● **DIRECTION**: Reproduce each line from the records that holds "التفاوت".

● **WORKING DATA**:
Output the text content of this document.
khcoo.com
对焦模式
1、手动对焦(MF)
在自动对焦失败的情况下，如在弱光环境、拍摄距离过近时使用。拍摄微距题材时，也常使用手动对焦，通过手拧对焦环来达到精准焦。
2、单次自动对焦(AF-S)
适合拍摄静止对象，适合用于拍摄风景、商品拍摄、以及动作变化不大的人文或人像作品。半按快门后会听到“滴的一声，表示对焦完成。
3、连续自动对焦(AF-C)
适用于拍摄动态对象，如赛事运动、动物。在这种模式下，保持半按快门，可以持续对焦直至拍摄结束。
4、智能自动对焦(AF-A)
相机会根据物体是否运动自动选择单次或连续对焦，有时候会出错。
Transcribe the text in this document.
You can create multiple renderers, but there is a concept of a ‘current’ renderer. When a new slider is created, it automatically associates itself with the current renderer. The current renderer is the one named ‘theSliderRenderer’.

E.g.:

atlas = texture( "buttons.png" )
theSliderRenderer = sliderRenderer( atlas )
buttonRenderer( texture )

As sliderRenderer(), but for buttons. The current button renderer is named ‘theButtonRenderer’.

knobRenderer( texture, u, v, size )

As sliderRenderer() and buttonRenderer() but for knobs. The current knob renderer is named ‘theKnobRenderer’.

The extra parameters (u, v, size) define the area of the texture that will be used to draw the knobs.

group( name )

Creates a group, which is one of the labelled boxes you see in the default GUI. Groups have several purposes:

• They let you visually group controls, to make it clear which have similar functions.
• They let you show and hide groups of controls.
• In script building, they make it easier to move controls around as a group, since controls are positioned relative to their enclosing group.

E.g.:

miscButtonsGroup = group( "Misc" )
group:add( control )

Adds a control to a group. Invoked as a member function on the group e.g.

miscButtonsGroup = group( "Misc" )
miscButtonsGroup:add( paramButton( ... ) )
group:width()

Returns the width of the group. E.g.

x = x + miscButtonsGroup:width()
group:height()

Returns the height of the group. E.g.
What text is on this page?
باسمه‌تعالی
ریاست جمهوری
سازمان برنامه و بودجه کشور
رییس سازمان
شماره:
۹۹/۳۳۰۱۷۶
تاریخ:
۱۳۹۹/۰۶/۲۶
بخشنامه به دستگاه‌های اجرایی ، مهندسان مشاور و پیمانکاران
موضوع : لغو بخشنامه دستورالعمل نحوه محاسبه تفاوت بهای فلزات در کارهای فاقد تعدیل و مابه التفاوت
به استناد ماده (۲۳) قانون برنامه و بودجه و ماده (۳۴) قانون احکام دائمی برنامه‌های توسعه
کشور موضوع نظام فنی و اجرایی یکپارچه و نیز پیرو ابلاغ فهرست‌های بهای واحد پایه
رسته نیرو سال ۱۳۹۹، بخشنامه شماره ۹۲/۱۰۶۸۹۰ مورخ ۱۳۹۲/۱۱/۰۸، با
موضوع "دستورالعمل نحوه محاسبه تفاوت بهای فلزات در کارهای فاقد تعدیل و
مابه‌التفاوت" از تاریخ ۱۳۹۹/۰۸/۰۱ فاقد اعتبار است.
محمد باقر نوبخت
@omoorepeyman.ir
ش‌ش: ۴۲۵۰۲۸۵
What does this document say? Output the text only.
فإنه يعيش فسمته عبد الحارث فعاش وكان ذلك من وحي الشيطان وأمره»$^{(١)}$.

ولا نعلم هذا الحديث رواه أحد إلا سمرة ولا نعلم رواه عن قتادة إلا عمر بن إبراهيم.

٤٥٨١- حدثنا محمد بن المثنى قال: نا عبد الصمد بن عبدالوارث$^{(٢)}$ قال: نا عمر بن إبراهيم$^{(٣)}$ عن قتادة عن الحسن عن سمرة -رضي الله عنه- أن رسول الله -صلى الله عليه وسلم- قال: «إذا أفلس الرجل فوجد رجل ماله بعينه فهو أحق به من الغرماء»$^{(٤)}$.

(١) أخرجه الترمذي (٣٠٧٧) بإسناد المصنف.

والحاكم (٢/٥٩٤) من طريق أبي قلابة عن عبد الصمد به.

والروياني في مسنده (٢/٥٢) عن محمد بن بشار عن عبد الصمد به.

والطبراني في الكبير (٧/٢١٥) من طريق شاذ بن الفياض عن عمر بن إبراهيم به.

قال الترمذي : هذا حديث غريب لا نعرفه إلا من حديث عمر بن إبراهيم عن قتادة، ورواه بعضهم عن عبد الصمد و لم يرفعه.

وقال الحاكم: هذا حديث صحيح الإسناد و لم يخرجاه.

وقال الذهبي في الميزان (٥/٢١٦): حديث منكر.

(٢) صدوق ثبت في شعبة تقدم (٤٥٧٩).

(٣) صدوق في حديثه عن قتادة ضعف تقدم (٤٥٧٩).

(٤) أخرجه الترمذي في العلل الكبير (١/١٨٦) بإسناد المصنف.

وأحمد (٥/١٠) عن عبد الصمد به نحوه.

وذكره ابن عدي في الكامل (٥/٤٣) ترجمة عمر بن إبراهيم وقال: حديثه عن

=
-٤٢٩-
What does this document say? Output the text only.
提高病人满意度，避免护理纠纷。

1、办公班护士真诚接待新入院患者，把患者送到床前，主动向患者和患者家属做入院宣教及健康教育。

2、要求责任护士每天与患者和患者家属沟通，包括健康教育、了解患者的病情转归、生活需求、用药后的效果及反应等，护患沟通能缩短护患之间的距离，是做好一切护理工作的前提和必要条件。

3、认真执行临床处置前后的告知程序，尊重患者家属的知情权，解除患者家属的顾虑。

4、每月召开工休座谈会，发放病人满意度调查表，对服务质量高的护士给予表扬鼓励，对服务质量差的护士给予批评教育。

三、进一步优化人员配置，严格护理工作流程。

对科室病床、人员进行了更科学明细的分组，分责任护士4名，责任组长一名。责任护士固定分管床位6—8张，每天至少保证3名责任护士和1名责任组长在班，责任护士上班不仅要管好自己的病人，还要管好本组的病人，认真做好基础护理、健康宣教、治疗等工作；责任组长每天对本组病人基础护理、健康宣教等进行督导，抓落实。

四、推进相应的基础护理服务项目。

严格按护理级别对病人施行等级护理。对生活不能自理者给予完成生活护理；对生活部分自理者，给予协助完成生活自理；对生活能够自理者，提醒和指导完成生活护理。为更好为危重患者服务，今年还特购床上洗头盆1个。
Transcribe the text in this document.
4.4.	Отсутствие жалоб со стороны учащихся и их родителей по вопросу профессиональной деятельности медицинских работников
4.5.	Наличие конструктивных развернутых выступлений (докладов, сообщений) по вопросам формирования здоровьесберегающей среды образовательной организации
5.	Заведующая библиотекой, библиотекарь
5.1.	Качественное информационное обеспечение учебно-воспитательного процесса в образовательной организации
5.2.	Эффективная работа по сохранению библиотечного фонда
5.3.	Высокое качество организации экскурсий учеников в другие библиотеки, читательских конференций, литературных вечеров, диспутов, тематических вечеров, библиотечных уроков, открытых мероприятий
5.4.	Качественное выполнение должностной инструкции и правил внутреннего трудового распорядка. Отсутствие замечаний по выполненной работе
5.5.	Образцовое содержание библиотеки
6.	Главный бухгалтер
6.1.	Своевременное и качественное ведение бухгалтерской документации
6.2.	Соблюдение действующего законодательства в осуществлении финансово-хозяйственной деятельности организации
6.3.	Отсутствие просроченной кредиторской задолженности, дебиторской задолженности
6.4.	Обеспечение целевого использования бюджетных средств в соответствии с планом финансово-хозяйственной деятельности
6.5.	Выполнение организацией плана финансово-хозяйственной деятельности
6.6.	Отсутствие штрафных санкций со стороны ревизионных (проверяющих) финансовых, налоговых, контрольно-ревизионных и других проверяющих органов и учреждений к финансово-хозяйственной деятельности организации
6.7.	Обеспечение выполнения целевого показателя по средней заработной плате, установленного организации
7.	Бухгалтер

● **COMPLETE ANSWER**:
موضوع : لغو بخشنامه دستورالعمل نحوه محاسبه تفاوت بهای فلزات در کارهای فاقد تعدیل و مابه التفاوت
مابه‌التفاوت" از تاریخ ۱۳۹۹/۰۸/۰۱ فاقد اعتبار است.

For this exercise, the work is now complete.